:: EXCERPT ::

1) Tantrum while I prepared breakfast
2) Refused to drink anything with breakfast
3) While I was on the phone making an appointment, pulled dirty diapers out of garbage and threw them in her crib (I arrived just as one came open…gross)
4) Got crayon in the carpet (seriously, how can crayon stain carpet?)
5) Got into the humidifier, which is currently soaking in vinegar before being cleaned
6) Tantrum while being dressed (nothing new)
7) Helped pick up her toys while Mommy dusted (all by herself! yay!)
8) MAJOR, 20-minutes, can’t-breathe-because-I’m-crying-so-hard meltdown because she didn’t want to put the last 5 books in the book box
9) Threw self to floor several times in a “traveling tantrum” on the way to her crib
10) Sleeping, tear stains on cheeks, short breaths of frustration
When I was pregnant I asked God to please please please give me a boy first. Though I said I didn’t have a preference, I was pretty sure He was going to give me a girl just to spite me. And He did. She is everything I wasn’t–hyper-emotional, anti-cuddling, stubborn as a goat. I am stubborn now, but as a child? I was pretty compliant and obedient. In high school most of my close friends were guys because they weren’t so catty as girls. I have never understood The Drama. And now I get to live with it under my own roof!

:::
:: GIVEN DATA ::

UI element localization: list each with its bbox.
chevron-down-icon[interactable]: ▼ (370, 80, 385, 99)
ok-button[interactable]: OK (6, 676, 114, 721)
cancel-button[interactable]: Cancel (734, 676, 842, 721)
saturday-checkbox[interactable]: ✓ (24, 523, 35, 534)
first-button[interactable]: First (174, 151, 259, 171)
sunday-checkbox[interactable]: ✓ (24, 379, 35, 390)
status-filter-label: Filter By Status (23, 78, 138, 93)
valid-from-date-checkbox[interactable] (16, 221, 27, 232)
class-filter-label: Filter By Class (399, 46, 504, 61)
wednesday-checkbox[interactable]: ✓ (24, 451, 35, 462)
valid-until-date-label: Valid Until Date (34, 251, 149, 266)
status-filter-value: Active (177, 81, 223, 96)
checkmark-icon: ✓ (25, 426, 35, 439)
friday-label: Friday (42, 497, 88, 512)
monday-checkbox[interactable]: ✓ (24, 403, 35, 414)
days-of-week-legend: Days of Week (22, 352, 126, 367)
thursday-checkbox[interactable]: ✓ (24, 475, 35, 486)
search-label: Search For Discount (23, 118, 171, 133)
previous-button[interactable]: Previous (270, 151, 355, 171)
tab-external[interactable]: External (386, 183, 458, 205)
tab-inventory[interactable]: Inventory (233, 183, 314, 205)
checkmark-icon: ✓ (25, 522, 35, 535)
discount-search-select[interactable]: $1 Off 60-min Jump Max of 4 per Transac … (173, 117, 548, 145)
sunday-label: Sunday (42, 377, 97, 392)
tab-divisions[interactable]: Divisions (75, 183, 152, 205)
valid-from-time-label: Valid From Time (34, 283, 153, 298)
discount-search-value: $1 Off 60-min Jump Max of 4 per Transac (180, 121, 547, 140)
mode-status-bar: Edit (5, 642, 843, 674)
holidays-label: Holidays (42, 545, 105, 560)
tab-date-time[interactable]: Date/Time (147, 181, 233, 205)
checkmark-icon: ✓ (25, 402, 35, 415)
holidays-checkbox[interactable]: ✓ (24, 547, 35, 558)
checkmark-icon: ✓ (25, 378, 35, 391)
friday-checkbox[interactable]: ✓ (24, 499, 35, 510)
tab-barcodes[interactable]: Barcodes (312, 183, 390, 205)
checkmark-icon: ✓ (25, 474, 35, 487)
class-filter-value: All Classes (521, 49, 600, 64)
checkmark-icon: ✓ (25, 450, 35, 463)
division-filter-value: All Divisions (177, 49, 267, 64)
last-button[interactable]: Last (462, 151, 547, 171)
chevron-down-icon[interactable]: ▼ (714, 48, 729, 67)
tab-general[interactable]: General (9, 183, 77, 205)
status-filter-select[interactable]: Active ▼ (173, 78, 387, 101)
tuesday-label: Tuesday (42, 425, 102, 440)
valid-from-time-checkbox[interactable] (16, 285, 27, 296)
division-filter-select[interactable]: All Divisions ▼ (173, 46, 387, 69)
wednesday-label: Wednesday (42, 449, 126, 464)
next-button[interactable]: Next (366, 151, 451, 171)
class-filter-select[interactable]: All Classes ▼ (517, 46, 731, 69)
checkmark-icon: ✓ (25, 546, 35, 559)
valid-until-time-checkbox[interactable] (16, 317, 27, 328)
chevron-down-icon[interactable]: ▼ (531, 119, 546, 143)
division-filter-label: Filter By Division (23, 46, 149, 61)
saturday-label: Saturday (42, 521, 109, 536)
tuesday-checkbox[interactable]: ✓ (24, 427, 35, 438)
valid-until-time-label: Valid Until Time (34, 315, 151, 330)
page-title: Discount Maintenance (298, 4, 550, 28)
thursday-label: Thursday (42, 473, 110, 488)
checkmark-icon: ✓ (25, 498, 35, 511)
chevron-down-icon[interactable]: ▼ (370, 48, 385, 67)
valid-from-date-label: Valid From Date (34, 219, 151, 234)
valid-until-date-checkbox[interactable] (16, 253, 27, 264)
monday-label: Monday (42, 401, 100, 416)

:::

### TASK DETAILS:
Resume the post about the toddler's tantrum-filled morning, continuing it from its last sentence.

### RESPONSE AREA:
I know every mommy has days like this. I just needed to vent a little. I am hopeful that with consistent discipline the tantrums can be under control before she is two and maybe we can enjoy that age together without the drama. Father, now I beg that you would please please please give me understanding and grace. Grace to let her be who she is, even if she is different from me. Grace to be a mother before I am a friend. Grace for myself, knowing that not every parenting move I make will bear good fruit.
On a brighter note, it is warm out today (37, feels like 30!). I have done two loads of laundry, made a physical therapy appointment, dusted the house, and am hoping to get through my Bible study material before Anja wakes up. I have a belly full of soup, still have my job, and am still God’s child. Ah, perspective.